• [WHAT YOU ARE ASKED TO DO]: Repeat exactly the lines below from the line that contains "Read out every word on this page." to the last line, inclusive, without the pictures.

** Begin DATASET EXCERPTS **

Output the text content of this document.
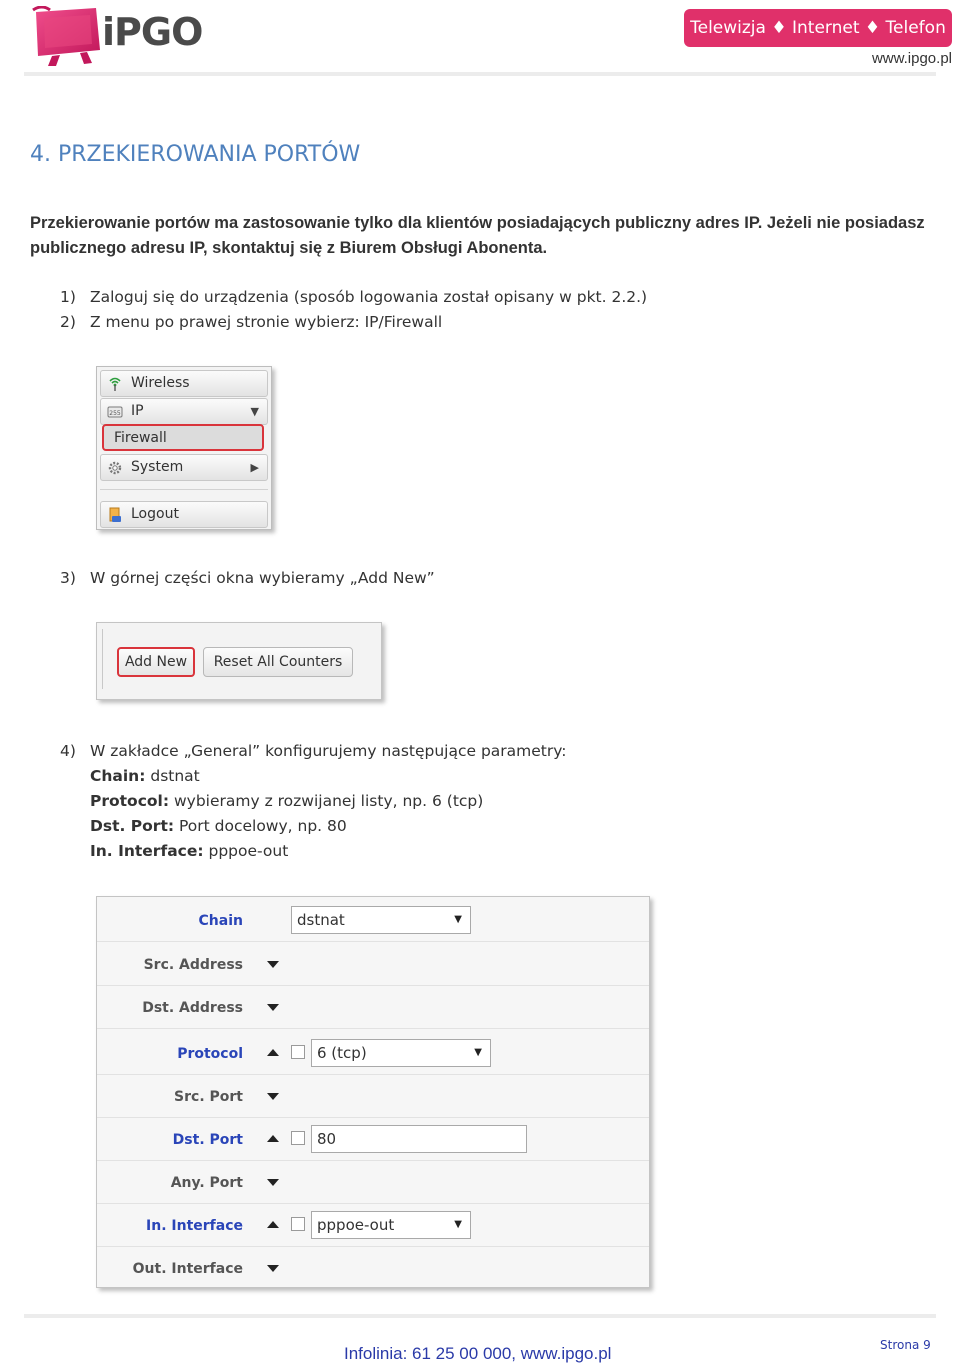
iPGO	Telewizja ♦ Internet ♦ Telefon
www.ipgo.pl
4. PRZEKIEROWANIA PORTÓW
Przekierowanie portów ma zastosowanie tylko dla klientów posiadających publiczny adres IP. Jeżeli nie posiadasz
publicznego adresu IP, skontaktuj się z Biurem Obsługi Abonenta.
1) Zaloguj się do urządzenia (sposób logowania został opisany w pkt. 2.2.)
2) Z menu po prawej stronie wybierz: IP/Firewall
Wireless
255 IP	▼
Firewall
System	▶
Logout
3) W górnej części okna wybieramy „Add New”
Add New	Reset All Counters
4) W zakładce „General” konfigurujemy następujące parametry:
Chain: dstnat
Protocol: wybieramy z rozwijanej listy, np. 6 (tcp)
Dst. Port: Port docelowy, np. 80
In. Interface: pppoe-out
Chain	dstnat	▼
Src. Address
Dst. Address
Protocol	6 (tcp)	▼
Src. Port
Dst. Port	80
Any. Port
In. Interface	pppoe-out	▼
Out. Interface
Infolinia: 61 25 00 000, www.ipgo.pl	Strona 9
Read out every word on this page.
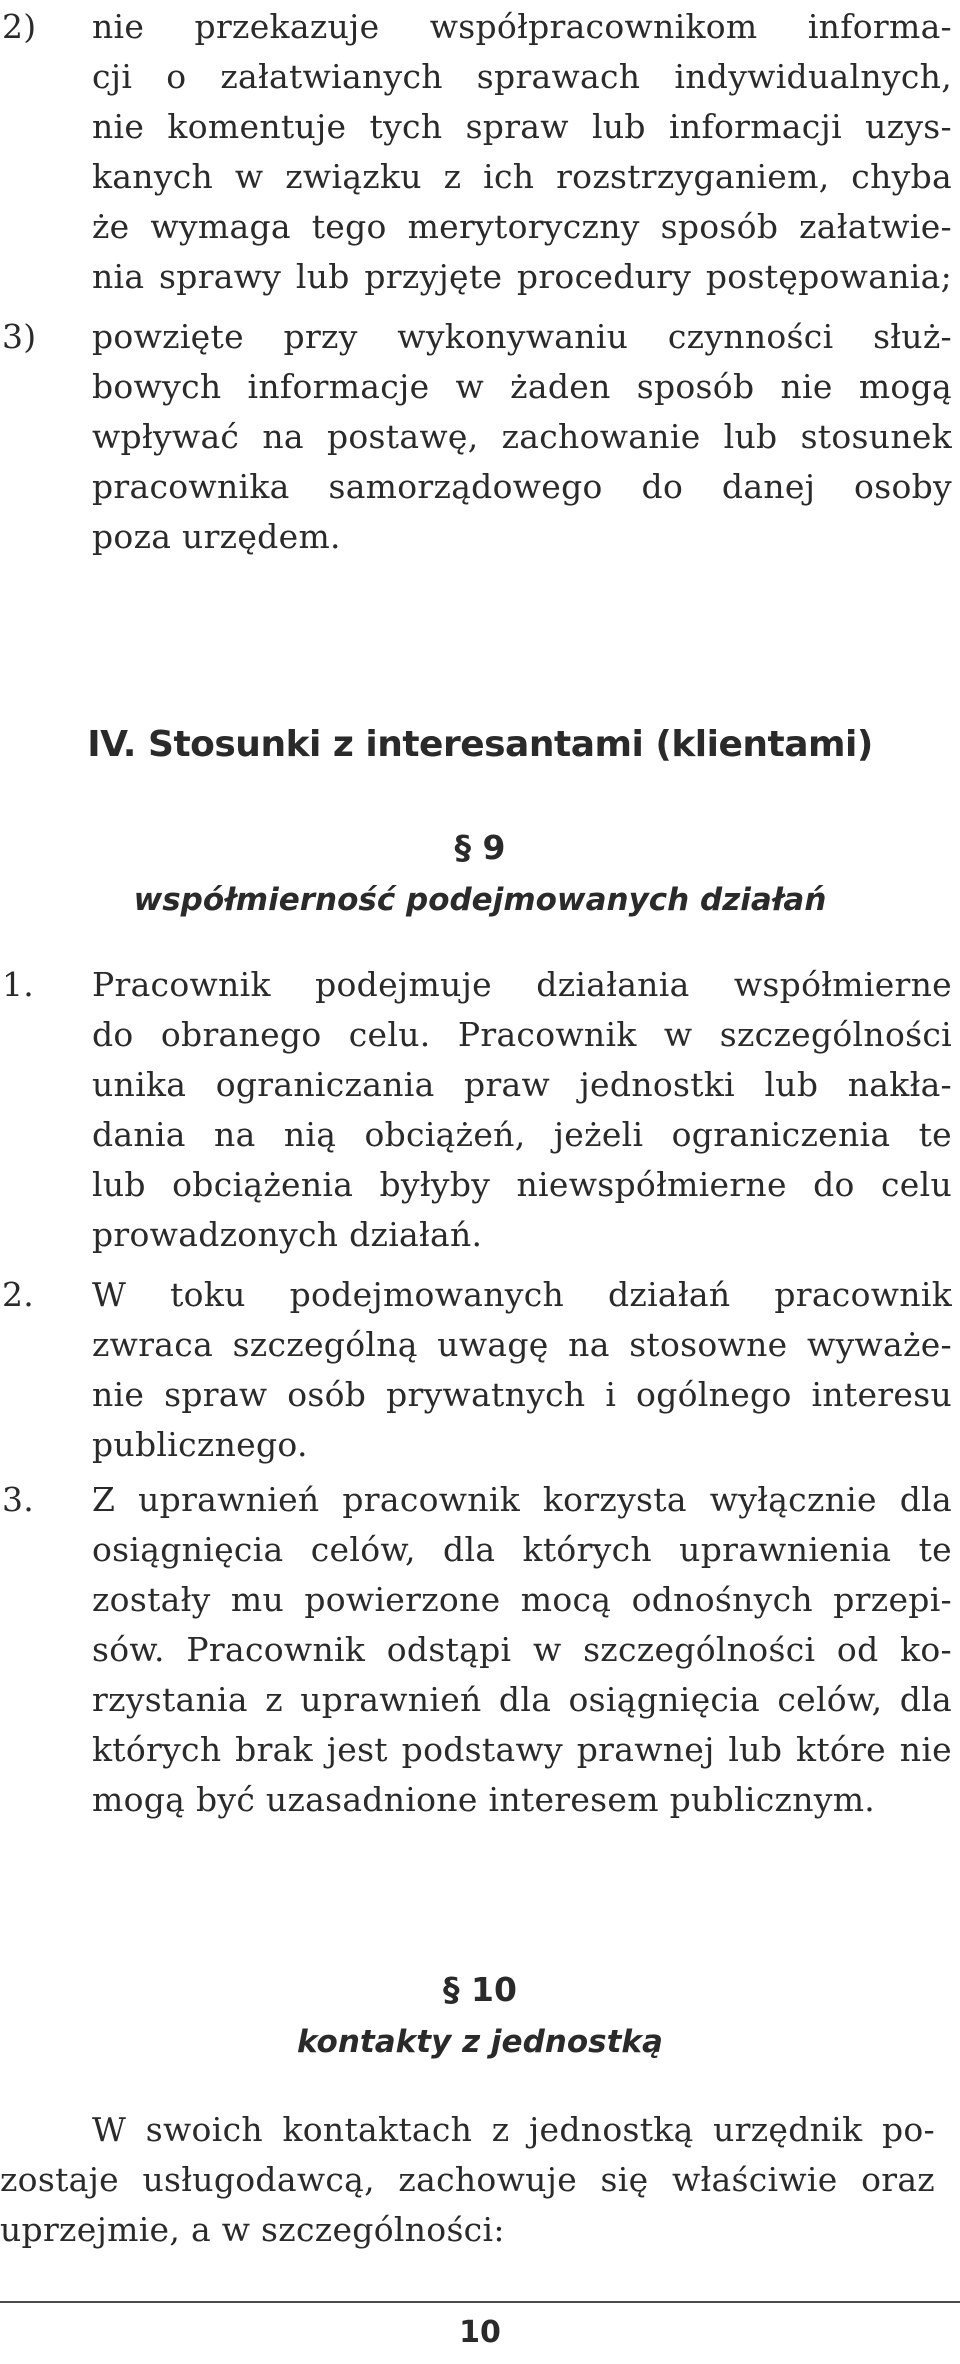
2) nie przekazuje współpracownikom informa-
cji o załatwianych sprawach indywidualnych,
nie komentuje tych spraw lub informacji uzys-
kanych w związku z ich rozstrzyganiem, chyba
że wymaga tego merytoryczny sposób załatwie-
nia sprawy lub przyjęte procedury postępowania;
3) powzięte przy wykonywaniu czynności służ-
bowych informacje w żaden sposób nie mogą
wpływać na postawę, zachowanie lub stosunek
pracownika samorządowego do danej osoby
poza urzędem.
IV. Stosunki z interesantami (klientami)
§ 9
współmierność podejmowanych działań
1. Pracownik podejmuje działania współmierne
do obranego celu. Pracownik w szczególności
unika ograniczania praw jednostki lub nakła-
dania na nią obciążeń, jeżeli ograniczenia te
lub obciążenia byłyby niewspółmierne do celu
prowadzonych działań.
2. W toku podejmowanych działań pracownik
zwraca szczególną uwagę na stosowne wyważe-
nie spraw osób prywatnych i ogólnego interesu
publicznego.
3. Z uprawnień pracownik korzysta wyłącznie dla
osiągnięcia celów, dla których uprawnienia te
zostały mu powierzone mocą odnośnych przepi-
sów. Pracownik odstąpi w szczególności od ko-
rzystania z uprawnień dla osiągnięcia celów, dla
których brak jest podstawy prawnej lub które nie
mogą być uzasadnione interesem publicznym.
§ 10
kontakty z jednostką
W swoich kontaktach z jednostką urzędnik po-
zostaje usługodawcą, zachowuje się właściwie oraz
uprzejmie, a w szczególności:
10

** End DATASET EXCERPTS **

• [FINISHED TASK]:
Read out every word on this page.
2) nie przekazuje współpracownikom informa-
cji o załatwianych sprawach indywidualnych,
nie komentuje tych spraw lub informacji uzys-
kanych w związku z ich rozstrzyganiem, chyba
że wymaga tego merytoryczny sposób załatwie-
nia sprawy lub przyjęte procedury postępowania;
3) powzięte przy wykonywaniu czynności służ-
bowych informacje w żaden sposób nie mogą
wpływać na postawę, zachowanie lub stosunek
pracownika samorządowego do danej osoby
poza urzędem.
IV. Stosunki z interesantami (klientami)
§ 9
współmierność podejmowanych działań
1. Pracownik podejmuje działania współmierne
do obranego celu. Pracownik w szczególności
unika ograniczania praw jednostki lub nakła-
dania na nią obciążeń, jeżeli ograniczenia te
lub obciążenia byłyby niewspółmierne do celu
prowadzonych działań.
2. W toku podejmowanych działań pracownik
zwraca szczególną uwagę na stosowne wyważe-
nie spraw osób prywatnych i ogólnego interesu
publicznego.
3. Z uprawnień pracownik korzysta wyłącznie dla
osiągnięcia celów, dla których uprawnienia te
zostały mu powierzone mocą odnośnych przepi-
sów. Pracownik odstąpi w szczególności od ko-
rzystania z uprawnień dla osiągnięcia celów, dla
których brak jest podstawy prawnej lub które nie
mogą być uzasadnione interesem publicznym.
§ 10
kontakty z jednostką
W swoich kontaktach z jednostką urzędnik po-
zostaje usługodawcą, zachowuje się właściwie oraz
uprzejmie, a w szczególności:
10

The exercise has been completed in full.